◆ DESCRIPTION OF THE TASK ◆
Below are some records; work out how many of their lines contain "الكبير" and give the number only.
## Start DATA SUPPLIED
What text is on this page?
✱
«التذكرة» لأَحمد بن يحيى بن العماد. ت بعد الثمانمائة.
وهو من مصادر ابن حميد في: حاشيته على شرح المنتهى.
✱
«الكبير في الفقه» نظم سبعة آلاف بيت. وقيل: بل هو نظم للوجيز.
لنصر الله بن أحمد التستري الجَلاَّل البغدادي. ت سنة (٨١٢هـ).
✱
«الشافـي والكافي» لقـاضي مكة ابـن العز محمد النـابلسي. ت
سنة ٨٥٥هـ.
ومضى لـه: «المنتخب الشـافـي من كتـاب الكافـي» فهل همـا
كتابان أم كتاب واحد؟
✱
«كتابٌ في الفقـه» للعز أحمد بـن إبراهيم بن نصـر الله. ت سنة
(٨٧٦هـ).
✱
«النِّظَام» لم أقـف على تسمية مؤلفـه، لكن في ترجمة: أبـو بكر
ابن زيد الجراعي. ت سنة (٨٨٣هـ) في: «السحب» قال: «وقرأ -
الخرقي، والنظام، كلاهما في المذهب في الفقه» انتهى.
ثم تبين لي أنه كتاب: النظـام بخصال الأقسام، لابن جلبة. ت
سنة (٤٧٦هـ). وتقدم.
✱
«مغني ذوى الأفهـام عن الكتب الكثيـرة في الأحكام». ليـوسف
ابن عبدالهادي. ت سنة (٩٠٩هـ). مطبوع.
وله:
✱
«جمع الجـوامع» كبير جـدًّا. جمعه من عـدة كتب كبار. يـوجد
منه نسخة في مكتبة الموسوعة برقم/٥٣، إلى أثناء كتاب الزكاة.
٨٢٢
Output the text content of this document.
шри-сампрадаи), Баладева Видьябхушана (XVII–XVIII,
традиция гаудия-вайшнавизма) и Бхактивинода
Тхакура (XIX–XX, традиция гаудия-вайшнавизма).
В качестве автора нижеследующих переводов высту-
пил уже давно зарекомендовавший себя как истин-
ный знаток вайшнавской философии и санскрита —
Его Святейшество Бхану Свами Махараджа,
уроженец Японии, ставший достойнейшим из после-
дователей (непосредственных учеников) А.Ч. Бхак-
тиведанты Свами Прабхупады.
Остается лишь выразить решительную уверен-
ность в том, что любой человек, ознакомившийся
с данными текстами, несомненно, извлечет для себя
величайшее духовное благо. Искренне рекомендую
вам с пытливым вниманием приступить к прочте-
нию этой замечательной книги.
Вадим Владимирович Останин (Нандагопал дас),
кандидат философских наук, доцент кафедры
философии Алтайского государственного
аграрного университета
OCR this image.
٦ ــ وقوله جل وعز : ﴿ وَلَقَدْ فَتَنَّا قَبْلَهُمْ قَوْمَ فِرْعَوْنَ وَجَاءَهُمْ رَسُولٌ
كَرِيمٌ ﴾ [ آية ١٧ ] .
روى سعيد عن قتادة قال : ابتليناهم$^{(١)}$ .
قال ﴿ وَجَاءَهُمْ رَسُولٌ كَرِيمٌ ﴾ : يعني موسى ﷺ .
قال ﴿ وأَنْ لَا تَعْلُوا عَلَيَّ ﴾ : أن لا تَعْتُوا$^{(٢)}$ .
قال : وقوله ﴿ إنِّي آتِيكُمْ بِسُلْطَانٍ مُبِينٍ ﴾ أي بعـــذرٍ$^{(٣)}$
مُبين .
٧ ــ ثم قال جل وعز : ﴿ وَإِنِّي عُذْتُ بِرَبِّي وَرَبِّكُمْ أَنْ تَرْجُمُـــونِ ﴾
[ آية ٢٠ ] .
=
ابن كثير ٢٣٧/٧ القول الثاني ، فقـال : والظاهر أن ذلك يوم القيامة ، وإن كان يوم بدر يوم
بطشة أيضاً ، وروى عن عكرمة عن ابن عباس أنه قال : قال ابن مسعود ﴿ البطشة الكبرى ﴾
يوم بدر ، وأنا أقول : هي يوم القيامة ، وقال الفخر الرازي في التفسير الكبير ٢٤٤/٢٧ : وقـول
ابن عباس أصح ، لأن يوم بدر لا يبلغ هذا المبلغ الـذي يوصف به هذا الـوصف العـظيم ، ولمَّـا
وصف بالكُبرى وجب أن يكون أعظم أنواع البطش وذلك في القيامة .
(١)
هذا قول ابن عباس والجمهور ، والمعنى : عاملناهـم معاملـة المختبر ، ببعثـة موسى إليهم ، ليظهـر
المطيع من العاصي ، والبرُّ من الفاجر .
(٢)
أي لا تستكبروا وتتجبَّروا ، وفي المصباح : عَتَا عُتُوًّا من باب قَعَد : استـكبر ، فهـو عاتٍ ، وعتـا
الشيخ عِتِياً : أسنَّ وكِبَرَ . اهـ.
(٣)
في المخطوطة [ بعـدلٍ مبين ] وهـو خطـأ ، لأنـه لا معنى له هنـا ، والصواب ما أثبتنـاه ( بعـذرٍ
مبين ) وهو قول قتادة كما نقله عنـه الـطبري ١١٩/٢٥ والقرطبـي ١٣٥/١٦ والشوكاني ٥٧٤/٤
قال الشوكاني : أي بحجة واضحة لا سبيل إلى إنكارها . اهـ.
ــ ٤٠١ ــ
## End DATA SUPPLIED
◆ PROBLEM SOLUTION ◆
2